---- DATA PROVIDED

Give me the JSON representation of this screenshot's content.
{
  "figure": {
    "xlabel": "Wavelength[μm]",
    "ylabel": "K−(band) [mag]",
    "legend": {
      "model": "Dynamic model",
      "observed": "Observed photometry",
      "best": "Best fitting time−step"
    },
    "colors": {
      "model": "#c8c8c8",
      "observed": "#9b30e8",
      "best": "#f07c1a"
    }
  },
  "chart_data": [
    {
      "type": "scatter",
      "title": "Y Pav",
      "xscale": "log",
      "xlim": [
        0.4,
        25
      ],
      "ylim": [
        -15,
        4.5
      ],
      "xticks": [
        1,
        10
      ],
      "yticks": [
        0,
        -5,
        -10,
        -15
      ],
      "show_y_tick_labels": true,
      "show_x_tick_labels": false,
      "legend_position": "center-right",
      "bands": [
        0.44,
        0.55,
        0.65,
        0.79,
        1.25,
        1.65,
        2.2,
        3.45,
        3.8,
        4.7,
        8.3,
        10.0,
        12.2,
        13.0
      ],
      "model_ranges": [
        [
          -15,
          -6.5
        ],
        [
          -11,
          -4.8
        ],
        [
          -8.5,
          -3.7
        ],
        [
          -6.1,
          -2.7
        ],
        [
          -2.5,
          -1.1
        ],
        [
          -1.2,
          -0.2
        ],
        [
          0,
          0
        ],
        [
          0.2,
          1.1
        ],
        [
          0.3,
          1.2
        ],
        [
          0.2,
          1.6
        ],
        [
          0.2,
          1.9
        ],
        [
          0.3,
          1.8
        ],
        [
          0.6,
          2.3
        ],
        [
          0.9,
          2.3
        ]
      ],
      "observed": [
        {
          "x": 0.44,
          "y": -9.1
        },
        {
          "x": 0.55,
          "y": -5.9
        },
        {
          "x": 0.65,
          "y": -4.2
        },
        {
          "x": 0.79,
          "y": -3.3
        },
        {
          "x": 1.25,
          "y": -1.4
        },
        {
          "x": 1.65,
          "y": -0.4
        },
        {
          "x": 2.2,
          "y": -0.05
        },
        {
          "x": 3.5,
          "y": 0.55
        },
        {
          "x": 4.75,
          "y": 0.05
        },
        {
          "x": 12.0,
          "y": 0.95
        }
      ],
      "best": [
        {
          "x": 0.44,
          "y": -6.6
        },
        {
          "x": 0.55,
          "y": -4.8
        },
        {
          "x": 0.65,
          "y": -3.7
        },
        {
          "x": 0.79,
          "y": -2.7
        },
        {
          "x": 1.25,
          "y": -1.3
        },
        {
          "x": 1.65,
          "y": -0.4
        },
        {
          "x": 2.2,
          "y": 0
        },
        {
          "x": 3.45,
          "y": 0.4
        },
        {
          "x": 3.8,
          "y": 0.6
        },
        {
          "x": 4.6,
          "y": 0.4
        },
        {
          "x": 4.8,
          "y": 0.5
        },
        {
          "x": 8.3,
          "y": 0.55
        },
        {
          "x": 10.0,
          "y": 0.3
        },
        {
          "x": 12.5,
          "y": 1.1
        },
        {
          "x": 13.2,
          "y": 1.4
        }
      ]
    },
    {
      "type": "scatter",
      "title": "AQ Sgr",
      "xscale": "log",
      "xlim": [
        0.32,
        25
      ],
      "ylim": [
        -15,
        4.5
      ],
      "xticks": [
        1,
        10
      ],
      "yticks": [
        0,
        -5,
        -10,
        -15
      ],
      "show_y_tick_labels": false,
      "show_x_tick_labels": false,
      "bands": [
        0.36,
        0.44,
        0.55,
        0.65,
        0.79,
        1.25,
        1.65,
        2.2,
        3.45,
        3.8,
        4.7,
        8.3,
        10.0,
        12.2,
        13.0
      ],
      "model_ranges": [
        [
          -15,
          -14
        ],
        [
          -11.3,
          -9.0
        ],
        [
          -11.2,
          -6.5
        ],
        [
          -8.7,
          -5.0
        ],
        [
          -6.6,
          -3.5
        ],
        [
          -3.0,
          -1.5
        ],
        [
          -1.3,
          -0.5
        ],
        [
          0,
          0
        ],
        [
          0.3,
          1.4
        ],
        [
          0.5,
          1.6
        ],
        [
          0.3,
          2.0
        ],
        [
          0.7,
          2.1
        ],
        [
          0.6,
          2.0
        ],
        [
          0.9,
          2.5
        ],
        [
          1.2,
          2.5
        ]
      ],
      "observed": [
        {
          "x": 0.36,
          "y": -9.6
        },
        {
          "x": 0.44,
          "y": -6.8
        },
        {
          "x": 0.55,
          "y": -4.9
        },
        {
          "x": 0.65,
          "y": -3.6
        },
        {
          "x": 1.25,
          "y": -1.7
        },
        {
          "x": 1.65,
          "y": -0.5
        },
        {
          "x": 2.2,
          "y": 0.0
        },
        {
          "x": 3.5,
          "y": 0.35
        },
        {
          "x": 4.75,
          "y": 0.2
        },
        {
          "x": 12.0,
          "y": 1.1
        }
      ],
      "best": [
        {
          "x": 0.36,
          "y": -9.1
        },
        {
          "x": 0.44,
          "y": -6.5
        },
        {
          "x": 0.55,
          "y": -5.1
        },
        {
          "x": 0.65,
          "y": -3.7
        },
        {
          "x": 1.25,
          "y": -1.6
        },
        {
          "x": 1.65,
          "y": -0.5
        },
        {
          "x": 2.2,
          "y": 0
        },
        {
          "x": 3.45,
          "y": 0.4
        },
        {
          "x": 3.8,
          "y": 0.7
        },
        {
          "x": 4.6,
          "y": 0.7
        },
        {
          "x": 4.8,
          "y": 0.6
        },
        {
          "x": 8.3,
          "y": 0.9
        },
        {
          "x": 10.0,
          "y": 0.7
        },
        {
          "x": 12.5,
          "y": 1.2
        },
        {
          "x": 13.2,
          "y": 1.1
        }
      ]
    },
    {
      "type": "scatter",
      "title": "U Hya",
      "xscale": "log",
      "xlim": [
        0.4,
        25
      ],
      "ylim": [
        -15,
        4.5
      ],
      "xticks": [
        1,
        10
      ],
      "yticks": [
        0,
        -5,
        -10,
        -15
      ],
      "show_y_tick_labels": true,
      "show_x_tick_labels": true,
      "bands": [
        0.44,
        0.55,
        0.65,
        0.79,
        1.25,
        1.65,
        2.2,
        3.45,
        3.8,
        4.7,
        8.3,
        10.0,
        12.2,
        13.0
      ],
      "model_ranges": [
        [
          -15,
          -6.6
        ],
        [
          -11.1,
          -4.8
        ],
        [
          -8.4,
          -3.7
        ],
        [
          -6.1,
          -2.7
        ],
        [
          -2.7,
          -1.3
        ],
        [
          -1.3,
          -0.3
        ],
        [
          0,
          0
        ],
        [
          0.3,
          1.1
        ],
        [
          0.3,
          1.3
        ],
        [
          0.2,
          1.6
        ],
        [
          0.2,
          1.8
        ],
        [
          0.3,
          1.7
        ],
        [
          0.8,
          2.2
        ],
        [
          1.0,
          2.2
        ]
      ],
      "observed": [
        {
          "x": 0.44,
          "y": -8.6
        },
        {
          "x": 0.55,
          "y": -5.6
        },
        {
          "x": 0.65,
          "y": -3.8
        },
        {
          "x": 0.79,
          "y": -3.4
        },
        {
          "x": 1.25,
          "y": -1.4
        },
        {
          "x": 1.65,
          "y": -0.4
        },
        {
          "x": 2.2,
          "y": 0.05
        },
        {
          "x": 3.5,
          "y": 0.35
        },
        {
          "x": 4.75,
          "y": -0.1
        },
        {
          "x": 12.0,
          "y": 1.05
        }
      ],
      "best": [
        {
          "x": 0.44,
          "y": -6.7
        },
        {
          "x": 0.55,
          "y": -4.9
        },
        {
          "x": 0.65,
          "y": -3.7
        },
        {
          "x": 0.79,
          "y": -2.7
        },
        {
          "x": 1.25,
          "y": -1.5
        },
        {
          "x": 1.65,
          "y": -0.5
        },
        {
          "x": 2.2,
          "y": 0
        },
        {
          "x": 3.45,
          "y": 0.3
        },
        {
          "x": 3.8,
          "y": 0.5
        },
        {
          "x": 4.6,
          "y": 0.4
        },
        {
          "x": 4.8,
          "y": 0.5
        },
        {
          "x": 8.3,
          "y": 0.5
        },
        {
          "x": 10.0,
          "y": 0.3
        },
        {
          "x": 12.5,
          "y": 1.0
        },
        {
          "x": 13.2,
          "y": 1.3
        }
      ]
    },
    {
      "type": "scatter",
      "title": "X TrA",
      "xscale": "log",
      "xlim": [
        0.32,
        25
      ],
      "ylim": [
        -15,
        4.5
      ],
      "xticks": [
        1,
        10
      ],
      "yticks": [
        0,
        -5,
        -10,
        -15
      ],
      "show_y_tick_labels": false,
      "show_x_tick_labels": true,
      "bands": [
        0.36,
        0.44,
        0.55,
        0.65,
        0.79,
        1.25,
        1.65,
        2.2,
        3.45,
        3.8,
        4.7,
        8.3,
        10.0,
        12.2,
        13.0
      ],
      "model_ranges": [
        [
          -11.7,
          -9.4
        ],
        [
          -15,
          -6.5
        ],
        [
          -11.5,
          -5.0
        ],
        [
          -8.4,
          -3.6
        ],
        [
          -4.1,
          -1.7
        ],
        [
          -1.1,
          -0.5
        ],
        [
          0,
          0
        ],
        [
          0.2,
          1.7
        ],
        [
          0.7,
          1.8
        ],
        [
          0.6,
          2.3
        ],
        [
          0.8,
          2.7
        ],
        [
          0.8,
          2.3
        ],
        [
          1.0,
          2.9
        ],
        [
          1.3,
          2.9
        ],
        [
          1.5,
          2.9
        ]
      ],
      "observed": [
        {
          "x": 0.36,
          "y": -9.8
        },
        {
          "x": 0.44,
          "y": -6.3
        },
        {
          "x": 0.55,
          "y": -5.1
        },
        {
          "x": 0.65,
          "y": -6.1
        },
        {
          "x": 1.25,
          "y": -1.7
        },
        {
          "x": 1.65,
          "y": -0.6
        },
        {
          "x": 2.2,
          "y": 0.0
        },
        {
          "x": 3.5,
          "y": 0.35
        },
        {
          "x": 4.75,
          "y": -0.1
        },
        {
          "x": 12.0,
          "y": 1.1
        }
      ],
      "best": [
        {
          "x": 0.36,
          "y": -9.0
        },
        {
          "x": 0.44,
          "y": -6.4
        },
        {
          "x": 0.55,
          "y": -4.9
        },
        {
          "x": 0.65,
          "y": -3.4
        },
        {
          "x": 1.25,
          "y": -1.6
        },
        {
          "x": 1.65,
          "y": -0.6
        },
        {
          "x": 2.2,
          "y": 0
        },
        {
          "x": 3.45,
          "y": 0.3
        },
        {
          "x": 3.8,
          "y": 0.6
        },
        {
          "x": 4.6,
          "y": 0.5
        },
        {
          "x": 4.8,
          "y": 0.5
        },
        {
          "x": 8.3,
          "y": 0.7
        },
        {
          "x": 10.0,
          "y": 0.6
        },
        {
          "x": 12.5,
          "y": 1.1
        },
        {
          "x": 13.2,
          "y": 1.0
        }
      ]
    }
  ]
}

--------

**EXERCISE REQUIREMENTS**
Which lines in the data above contain "title"? Show each one.

**CORRECT OUTPUT**
      "title": "Y Pav",
      "title": "AQ Sgr",
      "title": "U Hya",
      "title": "X TrA",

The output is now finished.